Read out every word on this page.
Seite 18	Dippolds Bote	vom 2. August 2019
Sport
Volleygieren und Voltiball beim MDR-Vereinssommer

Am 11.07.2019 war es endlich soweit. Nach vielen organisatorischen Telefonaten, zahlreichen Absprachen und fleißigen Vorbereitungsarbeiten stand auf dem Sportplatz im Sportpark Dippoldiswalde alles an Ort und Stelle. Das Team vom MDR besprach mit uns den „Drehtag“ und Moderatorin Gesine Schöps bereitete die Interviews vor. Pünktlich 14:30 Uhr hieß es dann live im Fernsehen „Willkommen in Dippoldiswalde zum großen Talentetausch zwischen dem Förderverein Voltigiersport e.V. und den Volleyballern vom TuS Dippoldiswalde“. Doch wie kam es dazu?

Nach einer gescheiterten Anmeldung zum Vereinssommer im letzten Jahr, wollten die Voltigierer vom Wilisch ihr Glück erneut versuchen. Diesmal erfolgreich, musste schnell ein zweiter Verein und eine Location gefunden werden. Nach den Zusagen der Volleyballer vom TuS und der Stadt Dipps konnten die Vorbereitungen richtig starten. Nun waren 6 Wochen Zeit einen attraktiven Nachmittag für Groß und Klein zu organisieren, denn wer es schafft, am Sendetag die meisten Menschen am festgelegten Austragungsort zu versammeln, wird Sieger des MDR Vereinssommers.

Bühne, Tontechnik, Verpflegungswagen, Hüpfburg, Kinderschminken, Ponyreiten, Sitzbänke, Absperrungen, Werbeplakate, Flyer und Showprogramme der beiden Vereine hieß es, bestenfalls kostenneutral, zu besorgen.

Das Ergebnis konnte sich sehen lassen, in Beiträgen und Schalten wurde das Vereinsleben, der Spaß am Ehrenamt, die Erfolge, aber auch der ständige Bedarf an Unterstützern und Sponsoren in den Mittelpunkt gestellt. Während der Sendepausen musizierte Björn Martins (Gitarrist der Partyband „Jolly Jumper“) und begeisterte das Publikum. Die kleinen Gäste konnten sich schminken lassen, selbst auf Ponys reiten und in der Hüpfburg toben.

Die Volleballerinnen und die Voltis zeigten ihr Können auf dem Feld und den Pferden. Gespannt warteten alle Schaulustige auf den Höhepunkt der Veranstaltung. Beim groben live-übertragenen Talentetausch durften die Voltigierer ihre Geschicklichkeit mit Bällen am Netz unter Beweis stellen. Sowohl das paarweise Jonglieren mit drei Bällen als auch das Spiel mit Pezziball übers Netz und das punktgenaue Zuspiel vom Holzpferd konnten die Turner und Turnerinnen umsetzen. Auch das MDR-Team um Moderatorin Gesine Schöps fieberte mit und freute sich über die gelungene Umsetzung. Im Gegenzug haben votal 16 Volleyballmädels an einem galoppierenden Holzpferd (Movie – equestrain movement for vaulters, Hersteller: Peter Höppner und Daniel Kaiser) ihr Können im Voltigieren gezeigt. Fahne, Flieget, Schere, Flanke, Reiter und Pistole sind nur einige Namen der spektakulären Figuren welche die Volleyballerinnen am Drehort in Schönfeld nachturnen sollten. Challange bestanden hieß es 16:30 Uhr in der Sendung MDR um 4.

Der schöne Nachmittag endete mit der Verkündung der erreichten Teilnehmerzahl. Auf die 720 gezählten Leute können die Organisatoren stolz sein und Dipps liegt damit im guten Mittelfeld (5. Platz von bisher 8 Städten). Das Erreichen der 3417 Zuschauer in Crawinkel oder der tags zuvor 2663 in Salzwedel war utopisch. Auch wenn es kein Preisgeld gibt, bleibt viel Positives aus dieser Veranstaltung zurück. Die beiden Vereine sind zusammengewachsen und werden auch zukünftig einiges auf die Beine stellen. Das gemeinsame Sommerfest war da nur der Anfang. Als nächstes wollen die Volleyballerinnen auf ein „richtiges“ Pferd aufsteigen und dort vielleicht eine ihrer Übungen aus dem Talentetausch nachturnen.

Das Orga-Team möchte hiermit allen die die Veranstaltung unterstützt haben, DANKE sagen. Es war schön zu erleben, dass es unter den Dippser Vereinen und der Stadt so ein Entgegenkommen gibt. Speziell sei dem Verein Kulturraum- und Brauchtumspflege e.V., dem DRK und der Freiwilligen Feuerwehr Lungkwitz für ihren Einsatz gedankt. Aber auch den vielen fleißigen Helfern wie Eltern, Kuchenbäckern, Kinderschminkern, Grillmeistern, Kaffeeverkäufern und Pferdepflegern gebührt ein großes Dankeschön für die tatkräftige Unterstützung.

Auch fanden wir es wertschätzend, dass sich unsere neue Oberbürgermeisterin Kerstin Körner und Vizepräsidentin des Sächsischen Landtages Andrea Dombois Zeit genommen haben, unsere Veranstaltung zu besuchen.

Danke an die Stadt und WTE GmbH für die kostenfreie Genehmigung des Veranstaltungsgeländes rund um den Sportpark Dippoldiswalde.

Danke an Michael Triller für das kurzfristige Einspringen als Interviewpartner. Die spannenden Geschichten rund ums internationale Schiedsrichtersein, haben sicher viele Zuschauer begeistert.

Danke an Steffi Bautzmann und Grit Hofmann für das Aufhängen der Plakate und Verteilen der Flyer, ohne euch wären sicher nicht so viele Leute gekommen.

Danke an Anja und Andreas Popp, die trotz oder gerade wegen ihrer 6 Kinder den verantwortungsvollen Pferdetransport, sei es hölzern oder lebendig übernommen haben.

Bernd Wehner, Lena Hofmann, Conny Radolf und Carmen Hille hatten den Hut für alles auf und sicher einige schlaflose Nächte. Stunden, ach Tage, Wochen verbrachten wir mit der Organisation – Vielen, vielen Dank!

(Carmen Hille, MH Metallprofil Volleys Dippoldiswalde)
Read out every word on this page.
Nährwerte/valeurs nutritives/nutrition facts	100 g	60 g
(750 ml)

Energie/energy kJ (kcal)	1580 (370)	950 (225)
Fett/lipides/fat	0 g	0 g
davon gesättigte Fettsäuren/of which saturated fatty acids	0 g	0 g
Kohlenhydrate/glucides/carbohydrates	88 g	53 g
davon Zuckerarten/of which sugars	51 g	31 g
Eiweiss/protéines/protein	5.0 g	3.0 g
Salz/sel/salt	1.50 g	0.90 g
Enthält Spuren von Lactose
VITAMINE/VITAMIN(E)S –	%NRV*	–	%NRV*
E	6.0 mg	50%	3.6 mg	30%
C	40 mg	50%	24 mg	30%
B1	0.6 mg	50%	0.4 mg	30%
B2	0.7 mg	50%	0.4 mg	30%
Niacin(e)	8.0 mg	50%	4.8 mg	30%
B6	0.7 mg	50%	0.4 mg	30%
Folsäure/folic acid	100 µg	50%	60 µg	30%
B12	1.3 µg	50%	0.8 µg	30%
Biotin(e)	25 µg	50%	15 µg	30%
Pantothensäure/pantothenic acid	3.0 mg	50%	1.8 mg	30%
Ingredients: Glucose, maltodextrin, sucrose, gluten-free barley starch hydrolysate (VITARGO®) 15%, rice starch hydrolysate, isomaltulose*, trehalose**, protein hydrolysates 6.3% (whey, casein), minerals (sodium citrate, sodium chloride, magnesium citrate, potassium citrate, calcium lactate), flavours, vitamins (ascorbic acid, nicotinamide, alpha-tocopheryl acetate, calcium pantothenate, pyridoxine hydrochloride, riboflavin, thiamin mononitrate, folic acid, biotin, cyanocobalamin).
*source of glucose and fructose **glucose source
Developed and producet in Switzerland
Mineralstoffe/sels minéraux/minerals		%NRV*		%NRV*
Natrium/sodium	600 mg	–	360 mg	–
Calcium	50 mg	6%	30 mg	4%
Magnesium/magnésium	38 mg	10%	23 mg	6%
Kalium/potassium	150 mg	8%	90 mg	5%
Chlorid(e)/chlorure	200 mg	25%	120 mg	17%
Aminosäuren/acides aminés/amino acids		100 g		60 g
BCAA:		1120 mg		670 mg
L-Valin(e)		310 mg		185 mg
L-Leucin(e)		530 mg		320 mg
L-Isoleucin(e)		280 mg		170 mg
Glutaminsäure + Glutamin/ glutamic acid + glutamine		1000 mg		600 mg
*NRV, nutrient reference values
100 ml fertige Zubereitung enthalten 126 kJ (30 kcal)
● ● ●
== What is required ==
For every line above that includes the word "rund", return the line.

== Response to the exercise ==
Danke an die Stadt und WTE GmbH für die kostenfreie Genehmigung des Veranstaltungsgeländes rund um den Sportpark Dippoldiswalde.
Danke an Michael Triller für das kurzfristige Einspringen als Interviewpartner. Die spannenden Geschichten rund ums internationale Schiedsrichtersein, haben sicher viele Zuschauer begeistert.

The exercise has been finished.